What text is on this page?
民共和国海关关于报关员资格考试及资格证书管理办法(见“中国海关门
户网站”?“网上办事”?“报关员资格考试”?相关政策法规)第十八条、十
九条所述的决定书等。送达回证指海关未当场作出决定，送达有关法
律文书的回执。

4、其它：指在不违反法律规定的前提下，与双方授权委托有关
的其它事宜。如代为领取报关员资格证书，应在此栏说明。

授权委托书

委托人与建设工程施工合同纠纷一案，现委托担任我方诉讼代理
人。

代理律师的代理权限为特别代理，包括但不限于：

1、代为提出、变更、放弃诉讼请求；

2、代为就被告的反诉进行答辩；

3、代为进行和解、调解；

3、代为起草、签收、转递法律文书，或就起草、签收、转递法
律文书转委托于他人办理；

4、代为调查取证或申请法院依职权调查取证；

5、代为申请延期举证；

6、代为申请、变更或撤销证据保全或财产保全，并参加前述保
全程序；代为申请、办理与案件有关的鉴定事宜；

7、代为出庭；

——

WHAT THE EXERCISE ASKS => Write out the entries above word for word.

EXERCISE RESULT =>
What text is on this page?
民共和国海关关于报关员资格考试及资格证书管理办法(见“中国海关门
户网站”?“网上办事”?“报关员资格考试”?相关政策法规)第十八条、十
九条所述的决定书等。送达回证指海关未当场作出决定，送达有关法
律文书的回执。

4、其它：指在不违反法律规定的前提下，与双方授权委托有关
的其它事宜。如代为领取报关员资格证书，应在此栏说明。

授权委托书

委托人与建设工程施工合同纠纷一案，现委托担任我方诉讼代理
人。

代理律师的代理权限为特别代理，包括但不限于：

1、代为提出、变更、放弃诉讼请求；

2、代为就被告的反诉进行答辩；

3、代为进行和解、调解；

3、代为起草、签收、转递法律文书，或就起草、签收、转递法
律文书转委托于他人办理；

4、代为调查取证或申请法院依职权调查取证；

5、代为申请延期举证；

6、代为申请、变更或撤销证据保全或财产保全，并参加前述保
全程序；代为申请、办理与案件有关的鉴定事宜；

7、代为出庭；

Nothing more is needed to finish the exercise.